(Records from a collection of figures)
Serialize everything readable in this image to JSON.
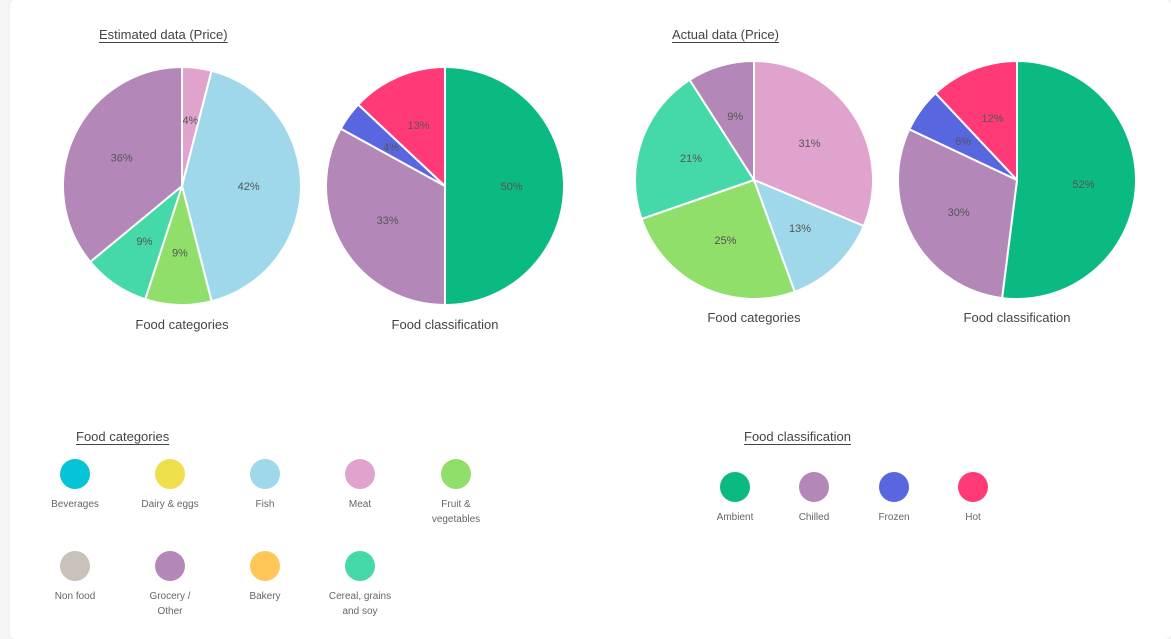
{
  "chart_data": [
    {
      "type": "pie",
      "section": "Estimated data (Price)",
      "caption": "Food categories",
      "slices": [
        {
          "label": "Meat",
          "value": 4,
          "text": "4%",
          "color": "#e0a3cd"
        },
        {
          "label": "Fish",
          "value": 42,
          "text": "42%",
          "color": "#9ed8ea"
        },
        {
          "label": "Fruit & vegetables",
          "value": 9,
          "text": "9%",
          "color": "#8fdf6a"
        },
        {
          "label": "Cereal, grains and soy",
          "value": 9,
          "text": "9%",
          "color": "#45d8a9"
        },
        {
          "label": "Grocery / Other",
          "value": 36,
          "text": "36%",
          "color": "#b387b8"
        }
      ]
    },
    {
      "type": "pie",
      "section": "Estimated data (Price)",
      "caption": "Food classification",
      "slices": [
        {
          "label": "Ambient",
          "value": 50,
          "text": "50%",
          "color": "#0aba82"
        },
        {
          "label": "Chilled",
          "value": 33,
          "text": "33%",
          "color": "#b387b8"
        },
        {
          "label": "Frozen",
          "value": 4,
          "text": "4%",
          "color": "#5866e0"
        },
        {
          "label": "Hot",
          "value": 13,
          "text": "13%",
          "color": "#ff3a77"
        }
      ]
    },
    {
      "type": "pie",
      "section": "Actual data (Price)",
      "caption": "Food categories",
      "slices": [
        {
          "label": "Meat",
          "value": 31,
          "text": "31%",
          "color": "#e0a3cd"
        },
        {
          "label": "Fish",
          "value": 13,
          "text": "13%",
          "color": "#9ed8ea"
        },
        {
          "label": "Fruit & vegetables",
          "value": 25,
          "text": "25%",
          "color": "#8fdf6a"
        },
        {
          "label": "Cereal, grains and soy",
          "value": 21,
          "text": "21%",
          "color": "#45d8a9"
        },
        {
          "label": "Grocery / Other",
          "value": 9,
          "text": "9%",
          "color": "#b387b8"
        }
      ]
    },
    {
      "type": "pie",
      "section": "Actual data (Price)",
      "caption": "Food classification",
      "slices": [
        {
          "label": "Ambient",
          "value": 52,
          "text": "52%",
          "color": "#0aba82"
        },
        {
          "label": "Chilled",
          "value": 30,
          "text": "30%",
          "color": "#b387b8"
        },
        {
          "label": "Frozen",
          "value": 6,
          "text": "6%",
          "color": "#5866e0"
        },
        {
          "label": "Hot",
          "value": 12,
          "text": "12%",
          "color": "#ff3a77"
        }
      ]
    }
  ],
  "sections": {
    "estimated_title": "Estimated data (Price)",
    "actual_title": "Actual data (Price)"
  },
  "legends": {
    "categories": {
      "title": "Food categories",
      "items": [
        {
          "label": "Beverages",
          "color": "#06c4d8"
        },
        {
          "label": "Dairy & eggs",
          "color": "#ede04a"
        },
        {
          "label": "Fish",
          "color": "#9ed8ea"
        },
        {
          "label": "Meat",
          "color": "#e0a3cd"
        },
        {
          "label": "Fruit &\nvegetables",
          "color": "#8fdf6a"
        },
        {
          "label": "Non food",
          "color": "#c9c2bb"
        },
        {
          "label": "Grocery /\nOther",
          "color": "#b387b8"
        },
        {
          "label": "Bakery",
          "color": "#ffc75a"
        },
        {
          "label": "Cereal, grains\nand soy",
          "color": "#45d8a9"
        }
      ]
    },
    "classification": {
      "title": "Food classification",
      "items": [
        {
          "label": "Ambient",
          "color": "#0aba82"
        },
        {
          "label": "Chilled",
          "color": "#b387b8"
        },
        {
          "label": "Frozen",
          "color": "#5866e0"
        },
        {
          "label": "Hot",
          "color": "#ff3a77"
        }
      ]
    }
  }
}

• DESCRIPTION OF THE TASK:
Copy out all lines above that include the string "categories".

• COMPLETED TASK:
      "caption": "Food categories",
      "caption": "Food categories",
    "categories": {
      "title": "Food categories",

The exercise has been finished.